(To be done) Go through the listing beneath this task and return every line that carries the string "livstiden".

══════════

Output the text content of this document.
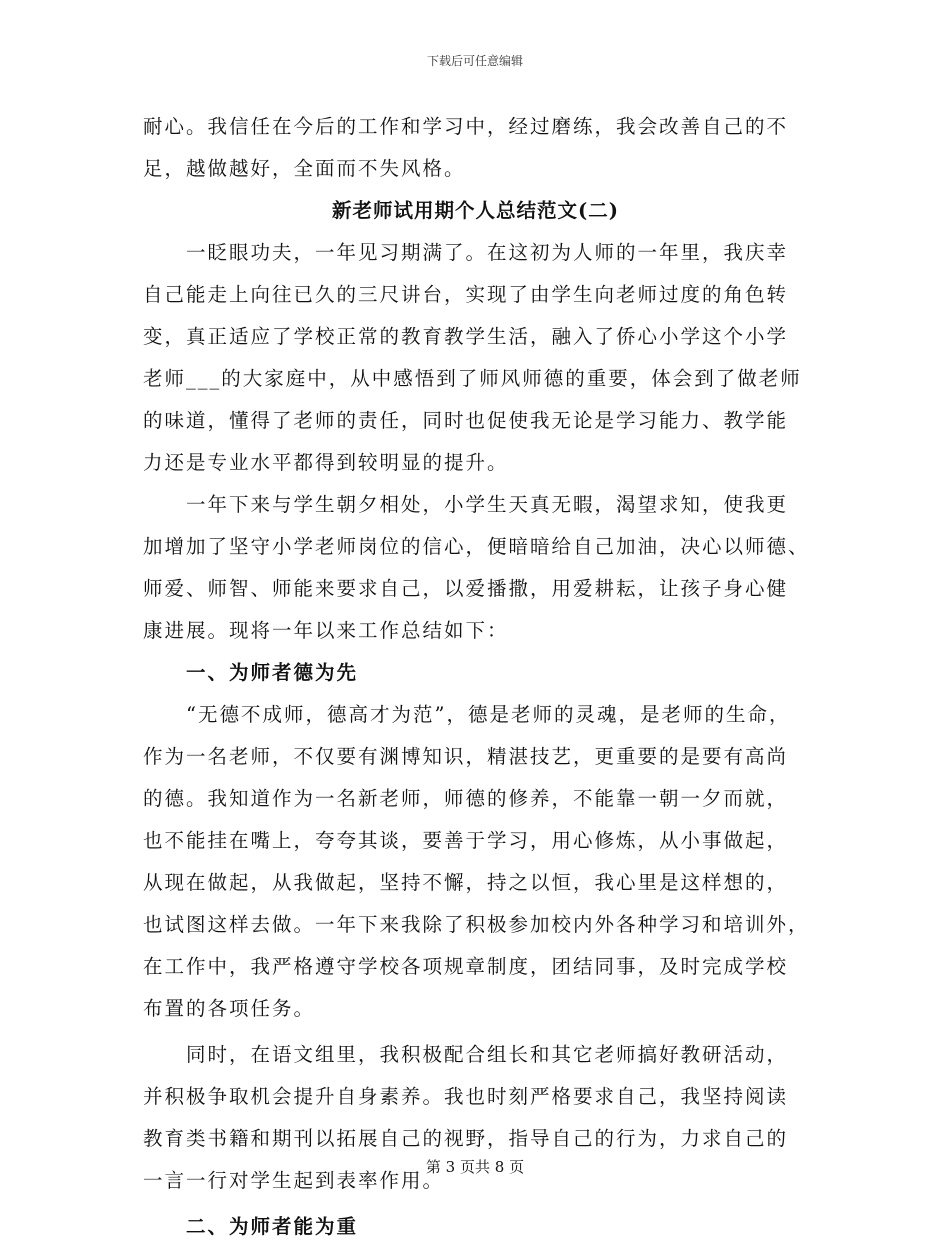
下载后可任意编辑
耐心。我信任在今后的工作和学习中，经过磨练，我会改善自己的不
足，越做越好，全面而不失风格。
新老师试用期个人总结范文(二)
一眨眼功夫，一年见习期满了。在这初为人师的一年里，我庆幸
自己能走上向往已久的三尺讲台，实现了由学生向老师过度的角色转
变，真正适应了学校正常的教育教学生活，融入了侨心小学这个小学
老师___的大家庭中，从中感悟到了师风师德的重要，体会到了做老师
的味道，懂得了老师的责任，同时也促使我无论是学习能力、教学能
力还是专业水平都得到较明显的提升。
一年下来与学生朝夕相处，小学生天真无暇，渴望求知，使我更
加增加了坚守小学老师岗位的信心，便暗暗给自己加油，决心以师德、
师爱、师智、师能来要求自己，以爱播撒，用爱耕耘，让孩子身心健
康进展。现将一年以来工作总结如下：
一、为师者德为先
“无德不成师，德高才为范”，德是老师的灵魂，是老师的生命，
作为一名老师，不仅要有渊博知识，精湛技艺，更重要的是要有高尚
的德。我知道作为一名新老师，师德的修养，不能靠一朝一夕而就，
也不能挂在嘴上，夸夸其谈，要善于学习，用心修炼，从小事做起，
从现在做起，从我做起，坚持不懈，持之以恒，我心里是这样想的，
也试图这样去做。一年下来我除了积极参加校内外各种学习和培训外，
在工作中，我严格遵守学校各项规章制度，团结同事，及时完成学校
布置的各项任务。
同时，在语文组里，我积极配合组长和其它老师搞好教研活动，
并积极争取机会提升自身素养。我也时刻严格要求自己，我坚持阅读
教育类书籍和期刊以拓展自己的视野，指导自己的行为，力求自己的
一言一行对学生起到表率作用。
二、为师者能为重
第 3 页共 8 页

══════════

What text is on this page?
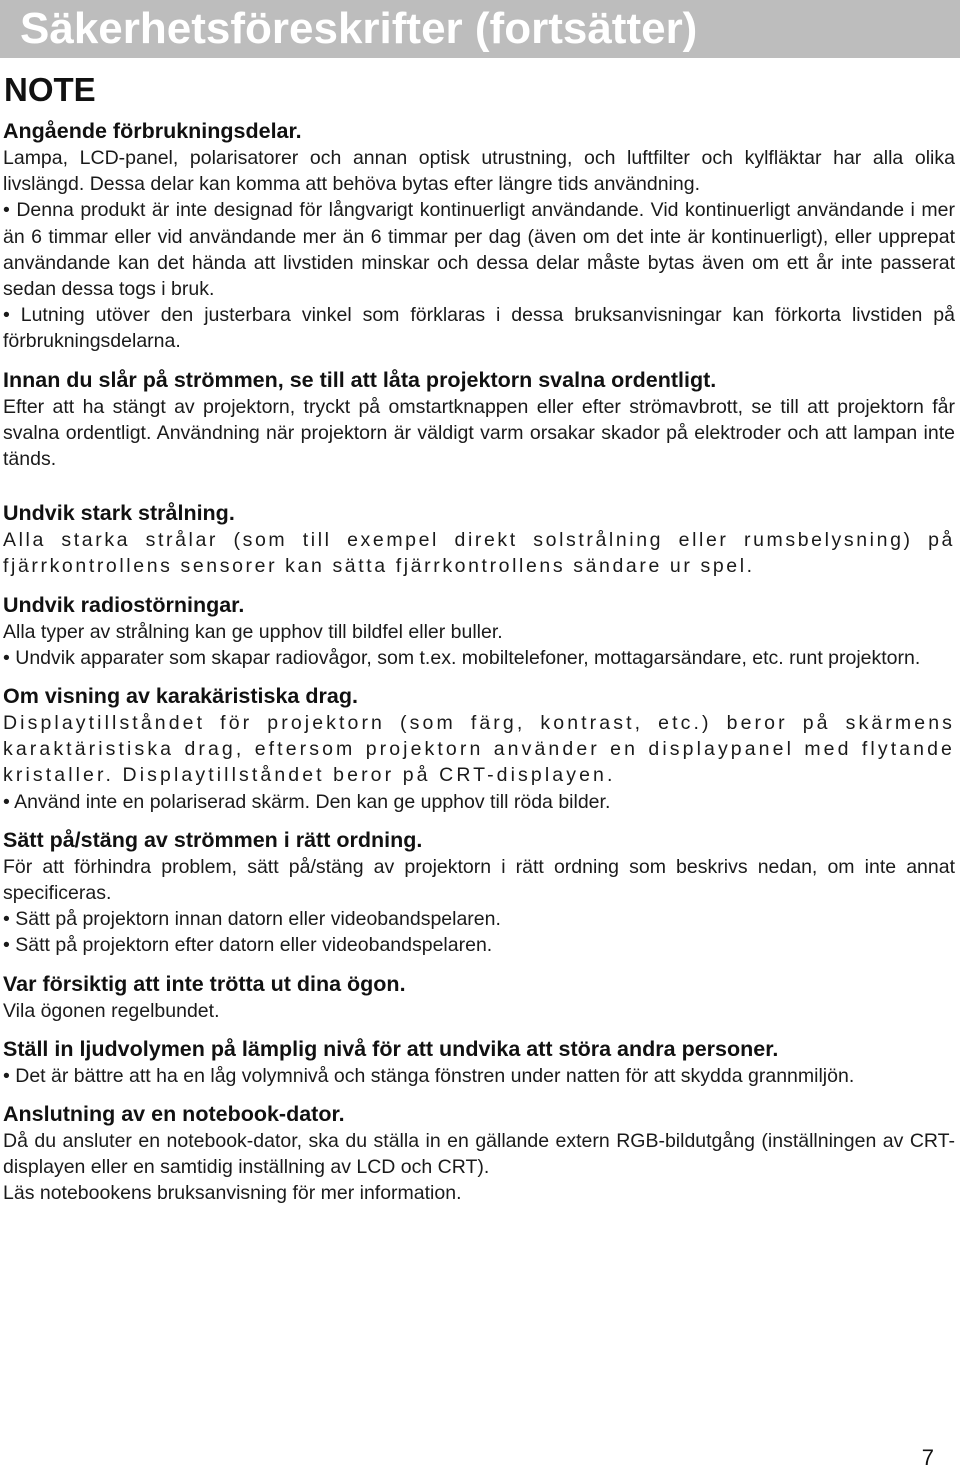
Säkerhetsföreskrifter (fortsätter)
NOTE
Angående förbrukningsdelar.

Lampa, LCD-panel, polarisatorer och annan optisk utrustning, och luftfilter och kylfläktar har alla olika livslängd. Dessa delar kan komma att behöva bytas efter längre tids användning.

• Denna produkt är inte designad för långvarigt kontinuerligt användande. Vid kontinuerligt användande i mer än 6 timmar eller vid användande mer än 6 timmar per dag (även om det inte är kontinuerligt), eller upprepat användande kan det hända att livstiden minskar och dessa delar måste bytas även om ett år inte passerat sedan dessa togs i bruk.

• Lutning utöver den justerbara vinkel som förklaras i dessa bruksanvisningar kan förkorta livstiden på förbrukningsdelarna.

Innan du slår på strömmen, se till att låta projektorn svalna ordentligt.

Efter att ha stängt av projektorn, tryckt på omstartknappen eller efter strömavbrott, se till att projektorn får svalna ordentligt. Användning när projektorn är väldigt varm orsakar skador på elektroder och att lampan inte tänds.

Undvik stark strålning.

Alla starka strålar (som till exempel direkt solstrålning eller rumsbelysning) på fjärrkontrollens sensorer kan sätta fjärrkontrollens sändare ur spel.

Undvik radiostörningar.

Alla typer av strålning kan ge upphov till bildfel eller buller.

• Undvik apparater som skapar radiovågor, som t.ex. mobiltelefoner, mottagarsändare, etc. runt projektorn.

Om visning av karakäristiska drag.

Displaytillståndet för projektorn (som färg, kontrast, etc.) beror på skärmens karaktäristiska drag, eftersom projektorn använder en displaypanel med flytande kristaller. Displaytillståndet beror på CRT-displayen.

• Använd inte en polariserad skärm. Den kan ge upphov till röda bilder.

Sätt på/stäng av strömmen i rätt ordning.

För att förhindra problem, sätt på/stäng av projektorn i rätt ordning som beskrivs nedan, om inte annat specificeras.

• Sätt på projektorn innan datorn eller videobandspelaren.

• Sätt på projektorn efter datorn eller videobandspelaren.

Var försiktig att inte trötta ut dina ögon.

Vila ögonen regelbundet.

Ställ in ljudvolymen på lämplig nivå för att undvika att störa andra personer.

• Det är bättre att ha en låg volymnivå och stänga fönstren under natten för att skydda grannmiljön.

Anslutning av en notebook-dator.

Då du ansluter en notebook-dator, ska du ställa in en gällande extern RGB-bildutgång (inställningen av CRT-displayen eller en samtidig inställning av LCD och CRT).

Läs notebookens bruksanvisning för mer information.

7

══════════

(Task answer)
• Denna produkt är inte designad för långvarigt kontinuerligt användande. Vid kontinuerligt användande i mer än 6 timmar eller vid användande mer än 6 timmar per dag (även om det inte är kontinuerligt), eller upprepat användande kan det hända att livstiden minskar och dessa delar måste bytas även om ett år inte passerat sedan dessa togs i bruk.
• Lutning utöver den justerbara vinkel som förklaras i dessa bruksanvisningar kan förkorta livstiden på förbrukningsdelarna.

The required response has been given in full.